- **Work to do**
Reproduce the listing that follows with no differences at all.

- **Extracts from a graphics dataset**
***

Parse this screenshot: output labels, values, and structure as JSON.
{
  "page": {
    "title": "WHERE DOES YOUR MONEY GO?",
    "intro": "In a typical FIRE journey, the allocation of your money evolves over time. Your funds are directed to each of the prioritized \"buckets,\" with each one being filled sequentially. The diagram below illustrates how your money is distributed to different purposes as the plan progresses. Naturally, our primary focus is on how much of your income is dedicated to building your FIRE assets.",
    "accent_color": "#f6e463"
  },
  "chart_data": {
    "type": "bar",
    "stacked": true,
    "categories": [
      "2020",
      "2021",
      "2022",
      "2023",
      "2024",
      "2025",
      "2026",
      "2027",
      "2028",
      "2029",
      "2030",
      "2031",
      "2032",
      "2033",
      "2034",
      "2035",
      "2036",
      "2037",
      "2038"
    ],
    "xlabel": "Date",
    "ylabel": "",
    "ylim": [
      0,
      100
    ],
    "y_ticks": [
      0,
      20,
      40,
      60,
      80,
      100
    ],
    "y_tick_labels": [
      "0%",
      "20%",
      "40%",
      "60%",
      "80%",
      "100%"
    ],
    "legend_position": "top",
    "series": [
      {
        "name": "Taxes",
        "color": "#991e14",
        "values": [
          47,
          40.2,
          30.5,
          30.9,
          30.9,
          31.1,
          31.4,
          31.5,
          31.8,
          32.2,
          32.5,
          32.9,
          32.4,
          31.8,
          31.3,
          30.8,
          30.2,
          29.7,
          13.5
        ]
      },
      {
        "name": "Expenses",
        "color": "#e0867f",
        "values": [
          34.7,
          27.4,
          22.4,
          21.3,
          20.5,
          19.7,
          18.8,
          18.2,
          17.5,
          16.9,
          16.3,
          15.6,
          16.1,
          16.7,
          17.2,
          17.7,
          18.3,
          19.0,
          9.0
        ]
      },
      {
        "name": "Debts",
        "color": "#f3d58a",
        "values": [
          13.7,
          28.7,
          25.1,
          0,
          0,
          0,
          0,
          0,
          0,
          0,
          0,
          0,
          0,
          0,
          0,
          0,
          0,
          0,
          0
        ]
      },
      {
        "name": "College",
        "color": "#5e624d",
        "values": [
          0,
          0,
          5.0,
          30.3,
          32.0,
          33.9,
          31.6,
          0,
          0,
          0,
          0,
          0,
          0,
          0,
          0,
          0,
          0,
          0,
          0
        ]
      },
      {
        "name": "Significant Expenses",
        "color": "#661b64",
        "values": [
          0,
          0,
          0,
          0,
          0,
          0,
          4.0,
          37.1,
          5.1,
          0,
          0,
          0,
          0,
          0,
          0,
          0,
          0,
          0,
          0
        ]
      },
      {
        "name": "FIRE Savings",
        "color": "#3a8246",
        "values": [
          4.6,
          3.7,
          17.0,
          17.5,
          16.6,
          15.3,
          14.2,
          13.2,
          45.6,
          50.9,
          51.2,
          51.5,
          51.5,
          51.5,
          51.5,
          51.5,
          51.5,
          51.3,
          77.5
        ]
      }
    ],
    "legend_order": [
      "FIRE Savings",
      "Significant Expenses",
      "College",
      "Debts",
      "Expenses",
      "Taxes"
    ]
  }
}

***

- **Response below**
Parse this screenshot: output labels, values, and structure as JSON.
{
  "page": {
    "title": "WHERE DOES YOUR MONEY GO?",
    "intro": "In a typical FIRE journey, the allocation of your money evolves over time. Your funds are directed to each of the prioritized \"buckets,\" with each one being filled sequentially. The diagram below illustrates how your money is distributed to different purposes as the plan progresses. Naturally, our primary focus is on how much of your income is dedicated to building your FIRE assets.",
    "accent_color": "#f6e463"
  },
  "chart_data": {
    "type": "bar",
    "stacked": true,
    "categories": [
      "2020",
      "2021",
      "2022",
      "2023",
      "2024",
      "2025",
      "2026",
      "2027",
      "2028",
      "2029",
      "2030",
      "2031",
      "2032",
      "2033",
      "2034",
      "2035",
      "2036",
      "2037",
      "2038"
    ],
    "xlabel": "Date",
    "ylabel": "",
    "ylim": [
      0,
      100
    ],
    "y_ticks": [
      0,
      20,
      40,
      60,
      80,
      100
    ],
    "y_tick_labels": [
      "0%",
      "20%",
      "40%",
      "60%",
      "80%",
      "100%"
    ],
    "legend_position": "top",
    "series": [
      {
        "name": "Taxes",
        "color": "#991e14",
        "values": [
          47,
          40.2,
          30.5,
          30.9,
          30.9,
          31.1,
          31.4,
          31.5,
          31.8,
          32.2,
          32.5,
          32.9,
          32.4,
          31.8,
          31.3,
          30.8,
          30.2,
          29.7,
          13.5
        ]
      },
      {
        "name": "Expenses",
        "color": "#e0867f",
        "values": [
          34.7,
          27.4,
          22.4,
          21.3,
          20.5,
          19.7,
          18.8,
          18.2,
          17.5,
          16.9,
          16.3,
          15.6,
          16.1,
          16.7,
          17.2,
          17.7,
          18.3,
          19.0,
          9.0
        ]
      },
      {
        "name": "Debts",
        "color": "#f3d58a",
        "values": [
          13.7,
          28.7,
          25.1,
          0,
          0,
          0,
          0,
          0,
          0,
          0,
          0,
          0,
          0,
          0,
          0,
          0,
          0,
          0,
          0
        ]
      },
      {
        "name": "College",
        "color": "#5e624d",
        "values": [
          0,
          0,
          5.0,
          30.3,
          32.0,
          33.9,
          31.6,
          0,
          0,
          0,
          0,
          0,
          0,
          0,
          0,
          0,
          0,
          0,
          0
        ]
      },
      {
        "name": "Significant Expenses",
        "color": "#661b64",
        "values": [
          0,
          0,
          0,
          0,
          0,
          0,
          4.0,
          37.1,
          5.1,
          0,
          0,
          0,
          0,
          0,
          0,
          0,
          0,
          0,
          0
        ]
      },
      {
        "name": "FIRE Savings",
        "color": "#3a8246",
        "values": [
          4.6,
          3.7,
          17.0,
          17.5,
          16.6,
          15.3,
          14.2,
          13.2,
          45.6,
          50.9,
          51.2,
          51.5,
          51.5,
          51.5,
          51.5,
          51.5,
          51.5,
          51.3,
          77.5
        ]
      }
    ],
    "legend_order": [
      "FIRE Savings",
      "Significant Expenses",
      "College",
      "Debts",
      "Expenses",
      "Taxes"
    ]
  }
}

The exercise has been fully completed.